• Given passage:
########

| Excerpts
Although now largely
forgotten, the prerequisite cases were at the center of
racial debates in the United States for the fifty years
following the Civil War, when immigration and nativism were
both running high. Naturalization laws figured prominently
in the furor over the appropriate status of the newcomers
and were heatedly discussed not only by the most respected
public figures of the day, but also in the swirl of popular
politics. . . .
The principal locus of the
debate, however, was in the courts. From the first
prerequisite case in 1878 until racial restrictions were
removed in 1952, fifty-two racial prerequisite cases were
reported, including two heard by the U.S. Supreme Court.
Framing fundamental questions about who could join the
citizenry in terms of who was White. . . .
Though the courts offered
many different rationales to justify the various racial
divisions they advanced, two predominated: common knowledge
and scientific evidence. . . . Under a common
knowledge approach, courts justified the assignment of
petitioners to one race or another by reference to common
beliefs about race.
The common knowledge
rationale contrasts with reasoning based on supposedly
objective, technical, and specialized knowledge. Such
"scientific evidence" rationales justified racial
divisions by reference to the naturalistic studies of
humankind. . . .
. . . . These rationales,
one appealing to common knowledge and the other to
scientific evidence, were the two core approaches used by
courts to explain their determinations of whether
individuals belonged to the "white" race.
. . . . the courts deciding
racial prerequisite cases initially relied on both
rationales to justify their decisions. However, beginning in
1909 a schism appeared among the courts over whether common
knowledge or scientific evidence was the appropriate
standard. Thereafter, the lower courts divided almost evenly
on the proper test for Whiteness: six courts relied on
common knowledge, while seven others based their racial
determinations on scientific evidence. No court used both
rationales. Over the course of two cases, heard in 1922 and
1923, the Supreme Court broke the impasse in favor of common
knowledge. Though the courts did not see their decisions in
this light, the early congruence of and subsequent
contradiction between common knowledge and scientific
evidence set the terms of a debate about whether race is a
social construction or a natural occurrence. In these terms,
the Supreme Court's elevation of common knowledge as the
legal meter of race convincingly demonstrates that racial
categorization finds its origins in social practices.

########

• Problem statement:
According to the passage on racial prerequisite cases, how many such cases were reported between 1878 and 1952? Answer using only the passage on racial prerequisite cases.

(Element boundary records)
########

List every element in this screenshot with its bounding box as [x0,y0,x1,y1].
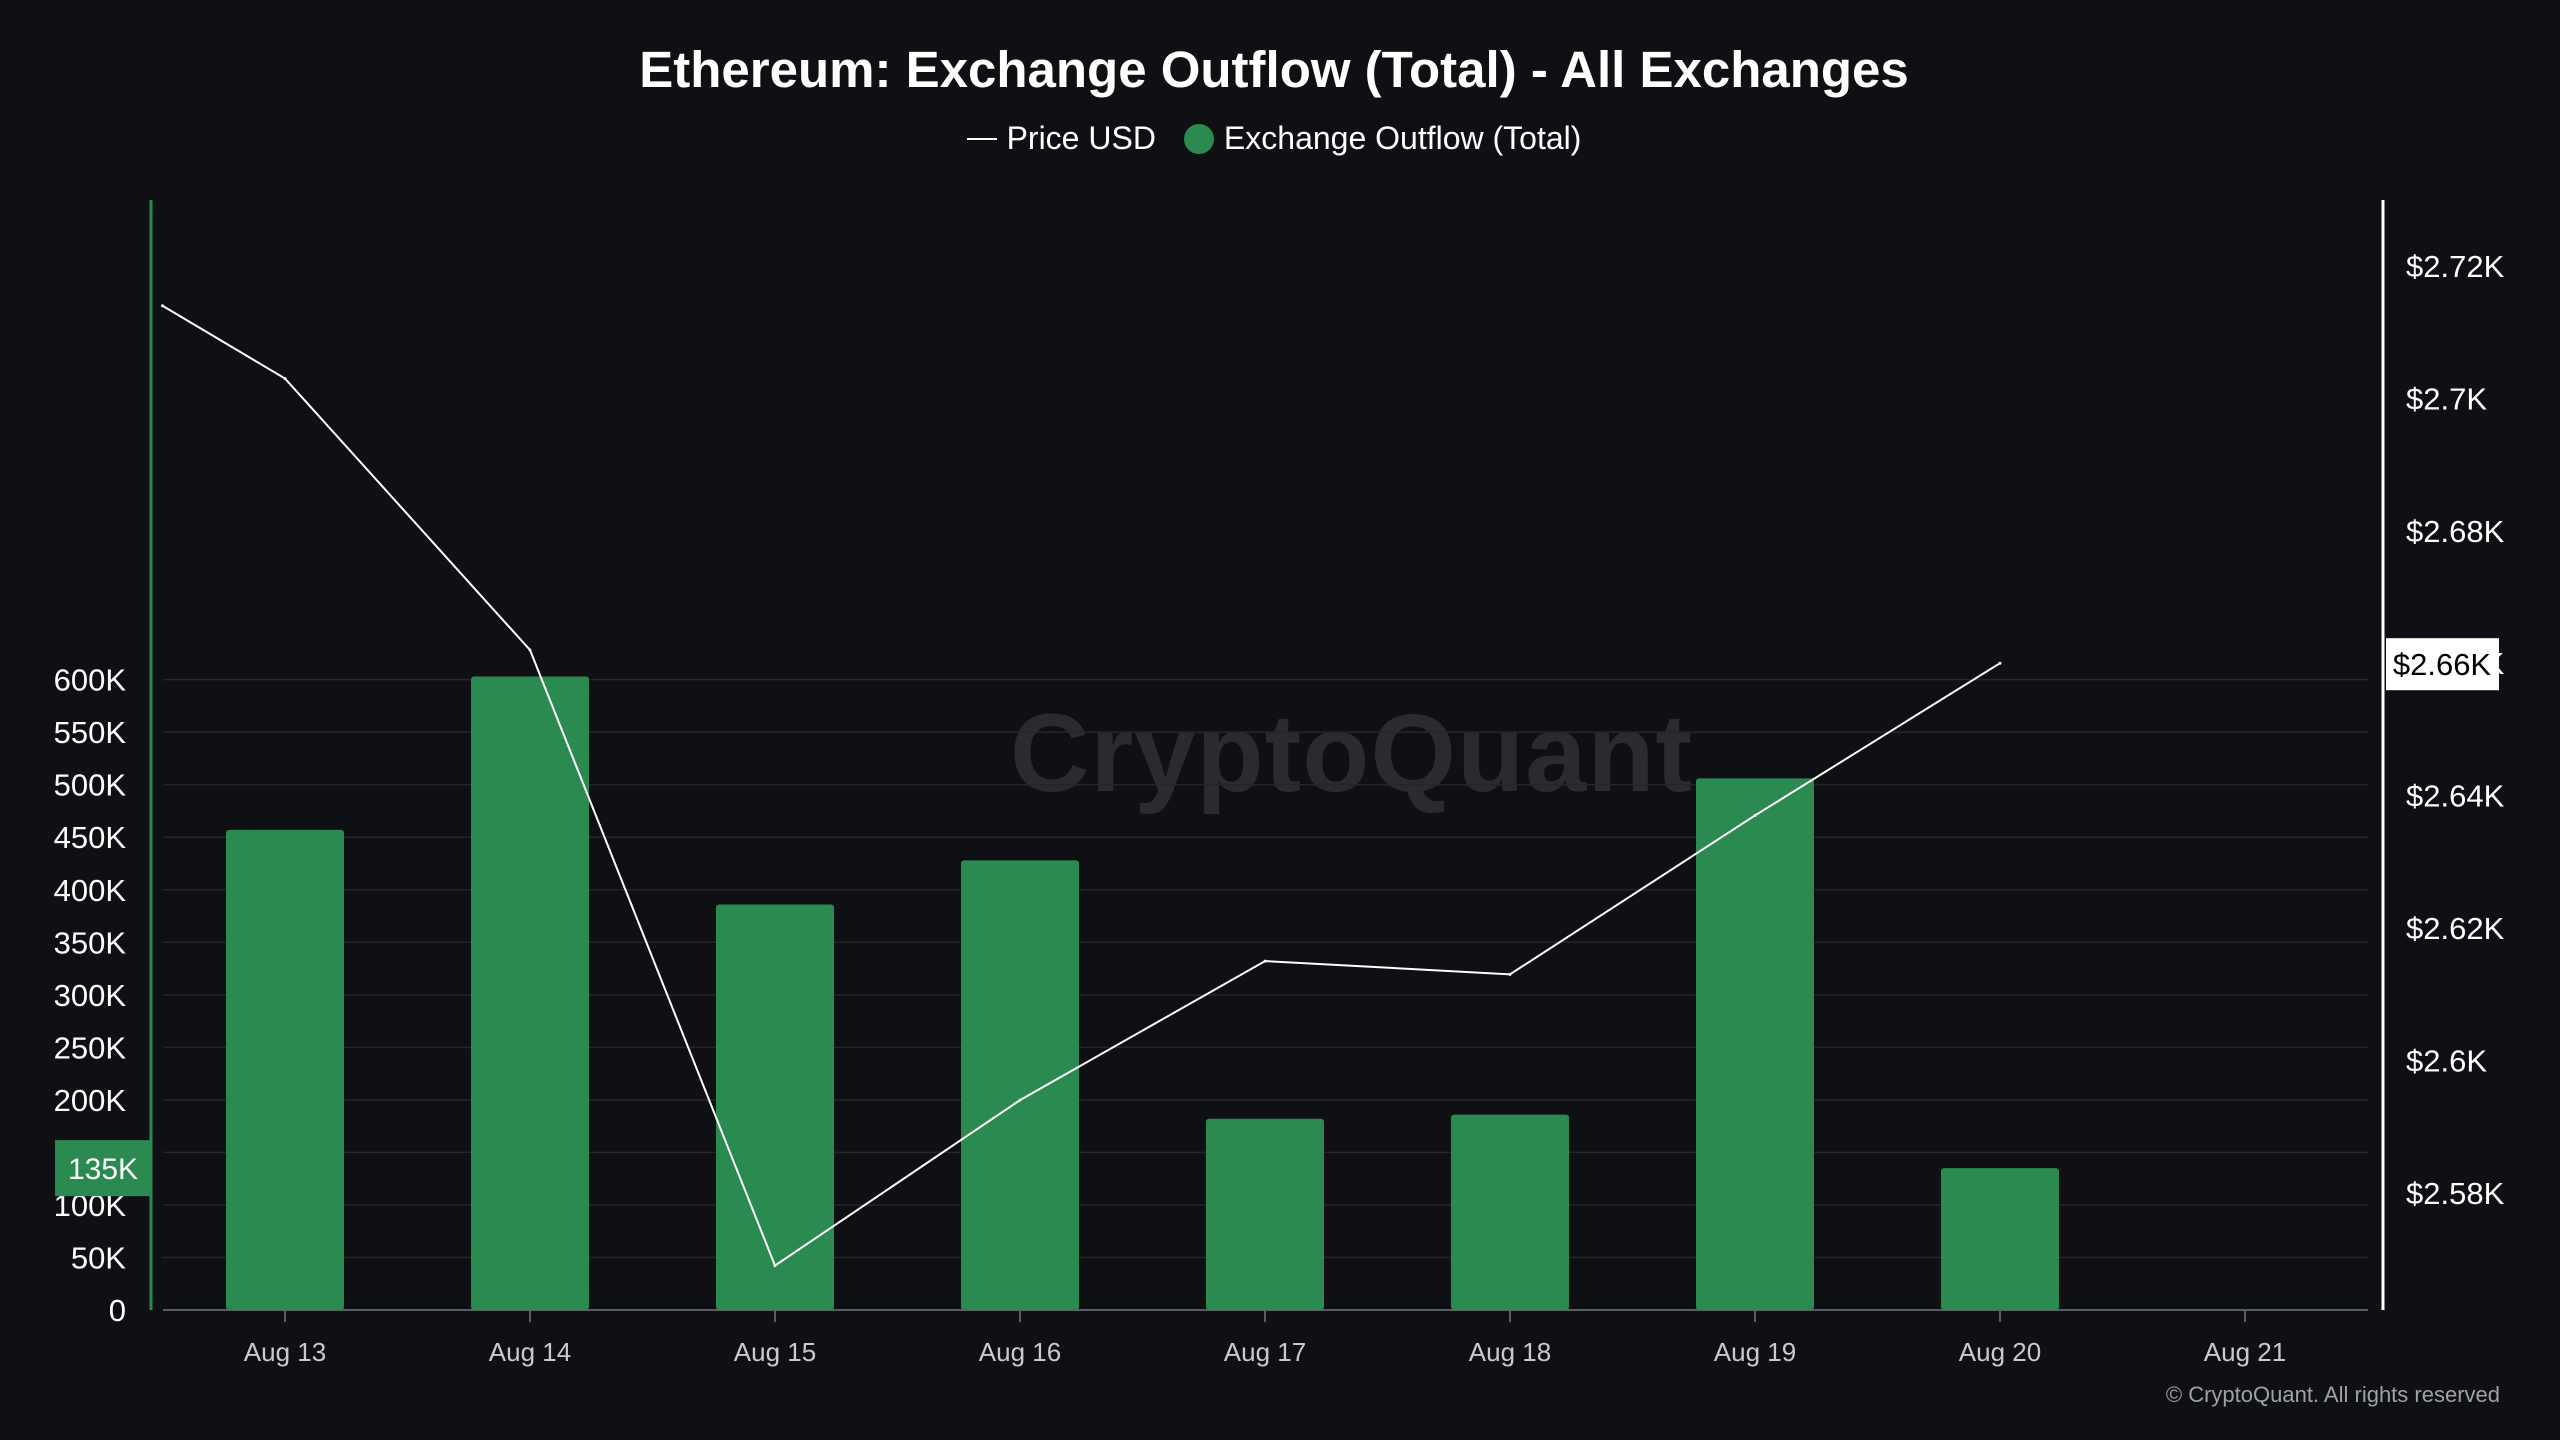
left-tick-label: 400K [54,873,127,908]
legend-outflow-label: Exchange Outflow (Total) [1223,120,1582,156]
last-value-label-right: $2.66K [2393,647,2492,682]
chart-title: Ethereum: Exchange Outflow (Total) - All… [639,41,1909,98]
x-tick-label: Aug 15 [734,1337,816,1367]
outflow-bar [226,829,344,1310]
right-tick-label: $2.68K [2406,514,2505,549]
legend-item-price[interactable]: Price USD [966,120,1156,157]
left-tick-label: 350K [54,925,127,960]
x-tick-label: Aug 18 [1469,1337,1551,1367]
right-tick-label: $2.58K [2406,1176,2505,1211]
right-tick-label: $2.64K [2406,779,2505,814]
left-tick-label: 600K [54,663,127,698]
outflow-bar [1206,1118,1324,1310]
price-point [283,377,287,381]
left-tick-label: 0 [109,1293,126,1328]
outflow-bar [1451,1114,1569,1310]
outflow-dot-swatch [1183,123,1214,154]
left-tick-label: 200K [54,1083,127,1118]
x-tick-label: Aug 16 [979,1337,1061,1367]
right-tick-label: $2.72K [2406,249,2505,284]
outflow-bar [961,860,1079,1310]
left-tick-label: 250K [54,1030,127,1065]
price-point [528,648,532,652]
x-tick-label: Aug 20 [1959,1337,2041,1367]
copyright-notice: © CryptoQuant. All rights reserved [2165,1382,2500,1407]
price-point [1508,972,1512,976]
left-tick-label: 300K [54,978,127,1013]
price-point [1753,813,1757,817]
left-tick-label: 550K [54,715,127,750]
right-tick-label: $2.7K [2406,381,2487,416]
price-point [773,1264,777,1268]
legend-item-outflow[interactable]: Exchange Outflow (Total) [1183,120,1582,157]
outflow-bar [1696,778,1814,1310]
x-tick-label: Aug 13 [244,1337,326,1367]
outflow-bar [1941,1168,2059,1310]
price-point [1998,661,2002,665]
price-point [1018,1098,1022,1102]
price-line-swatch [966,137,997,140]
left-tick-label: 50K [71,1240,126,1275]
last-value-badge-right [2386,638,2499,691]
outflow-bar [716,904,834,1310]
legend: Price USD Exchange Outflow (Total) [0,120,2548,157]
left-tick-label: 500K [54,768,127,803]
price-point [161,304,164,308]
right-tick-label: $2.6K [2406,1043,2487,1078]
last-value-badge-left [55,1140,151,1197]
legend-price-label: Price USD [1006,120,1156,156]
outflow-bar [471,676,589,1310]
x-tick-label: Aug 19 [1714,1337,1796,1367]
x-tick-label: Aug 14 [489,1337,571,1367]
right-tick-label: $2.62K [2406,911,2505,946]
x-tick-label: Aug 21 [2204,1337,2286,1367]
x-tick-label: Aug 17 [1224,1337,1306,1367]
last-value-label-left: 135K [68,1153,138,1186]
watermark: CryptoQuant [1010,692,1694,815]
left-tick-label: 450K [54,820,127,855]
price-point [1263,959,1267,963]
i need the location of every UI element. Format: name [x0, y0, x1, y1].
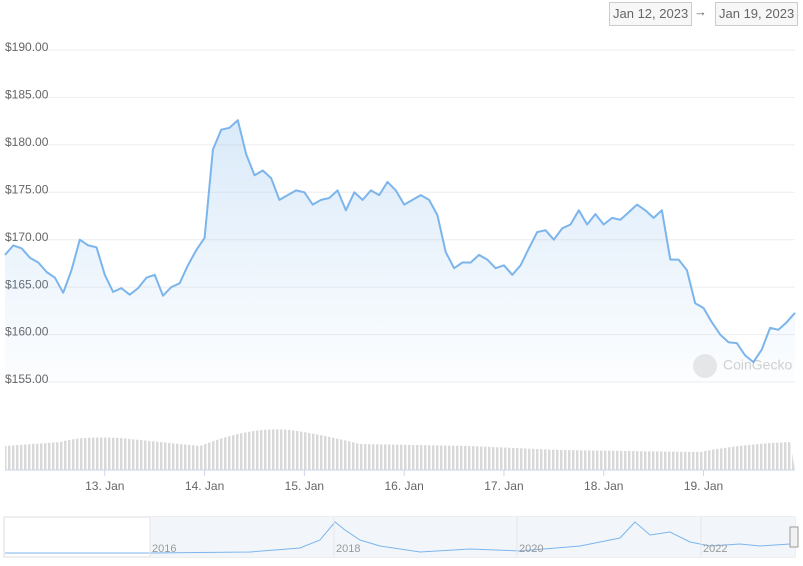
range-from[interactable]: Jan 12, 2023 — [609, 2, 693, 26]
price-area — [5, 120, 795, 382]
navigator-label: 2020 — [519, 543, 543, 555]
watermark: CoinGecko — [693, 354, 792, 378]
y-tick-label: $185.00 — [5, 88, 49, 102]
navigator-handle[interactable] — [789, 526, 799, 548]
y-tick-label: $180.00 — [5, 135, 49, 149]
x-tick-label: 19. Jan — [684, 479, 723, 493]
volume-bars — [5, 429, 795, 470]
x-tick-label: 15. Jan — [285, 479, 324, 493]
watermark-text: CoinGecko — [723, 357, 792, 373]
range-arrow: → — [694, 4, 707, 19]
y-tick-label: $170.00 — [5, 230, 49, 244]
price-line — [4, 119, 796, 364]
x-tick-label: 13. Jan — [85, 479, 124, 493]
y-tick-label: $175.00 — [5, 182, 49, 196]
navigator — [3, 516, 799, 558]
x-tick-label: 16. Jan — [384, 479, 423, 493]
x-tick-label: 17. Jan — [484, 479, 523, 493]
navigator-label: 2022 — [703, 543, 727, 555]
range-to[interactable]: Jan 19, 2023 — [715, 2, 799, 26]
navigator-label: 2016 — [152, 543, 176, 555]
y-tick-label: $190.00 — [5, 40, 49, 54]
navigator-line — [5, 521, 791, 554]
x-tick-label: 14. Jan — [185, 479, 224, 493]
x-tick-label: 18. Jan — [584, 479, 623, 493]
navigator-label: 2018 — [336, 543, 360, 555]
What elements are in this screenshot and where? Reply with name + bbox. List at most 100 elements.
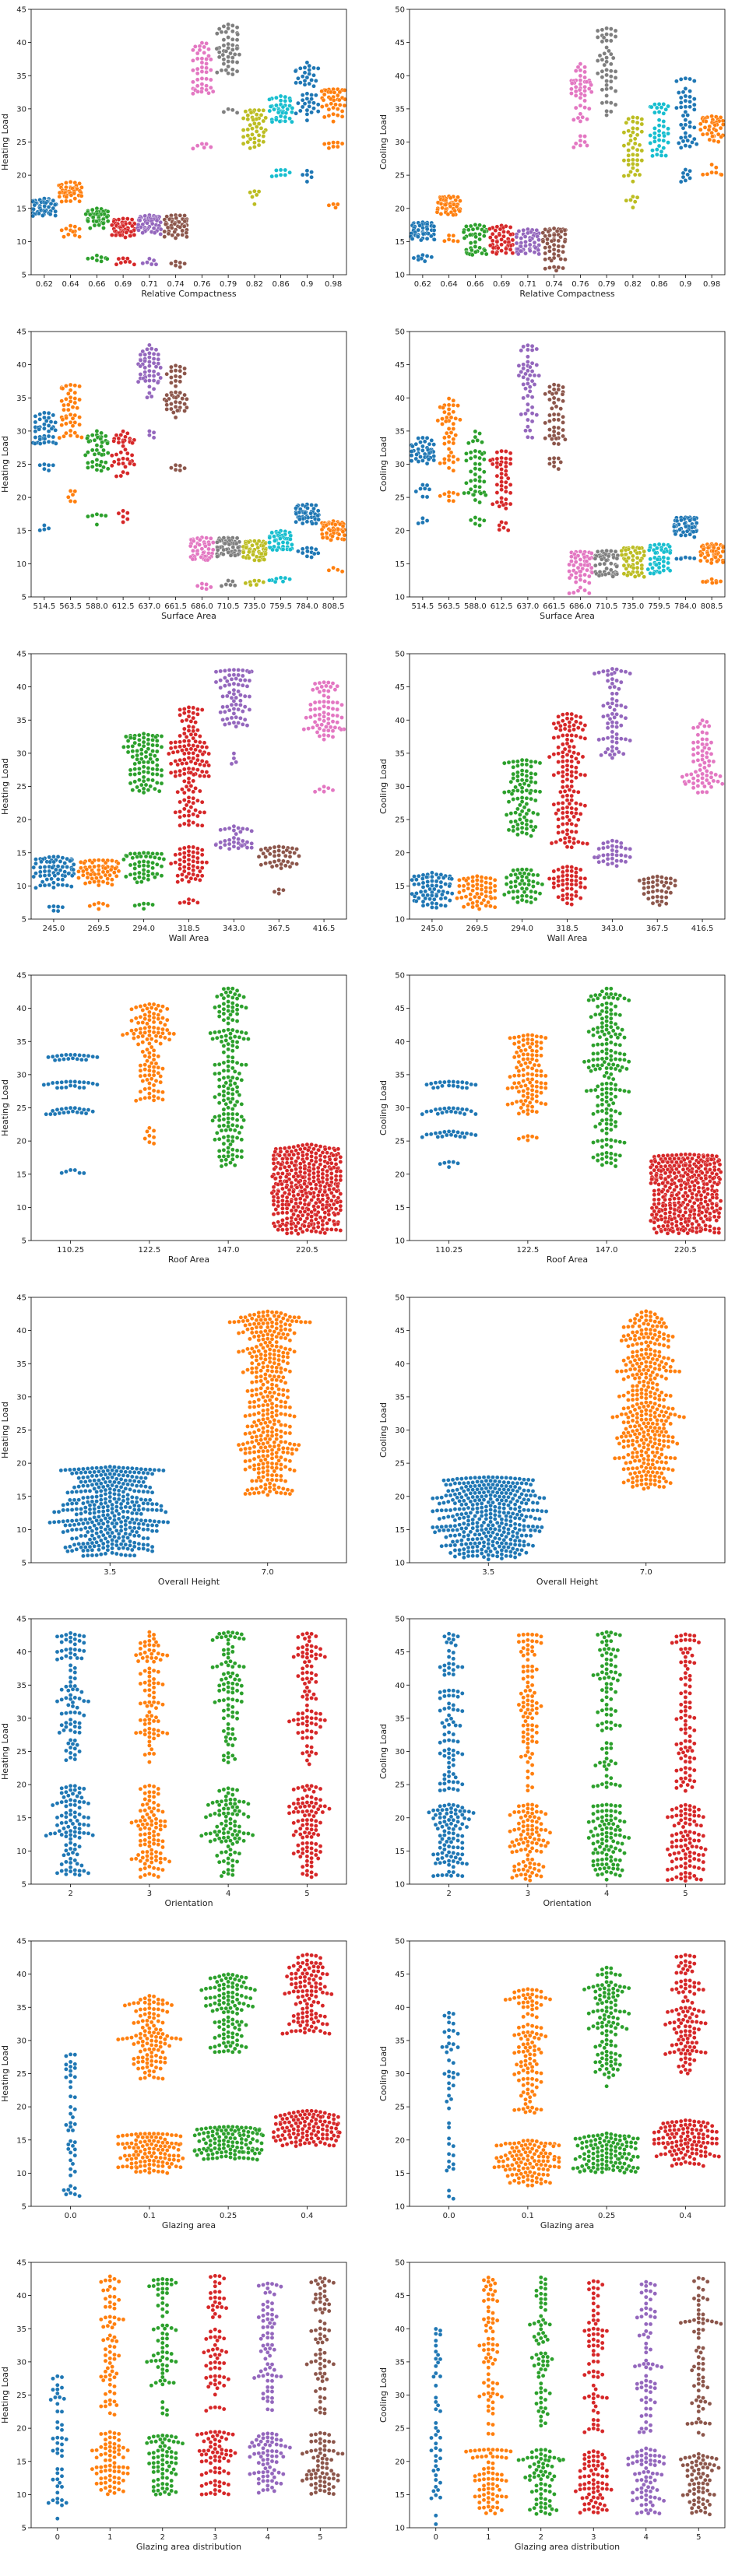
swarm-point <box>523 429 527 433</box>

########

• Problem solution:
Fifty-two racial prerequisite cases were reported, including two heard by the U.S. Supreme Court.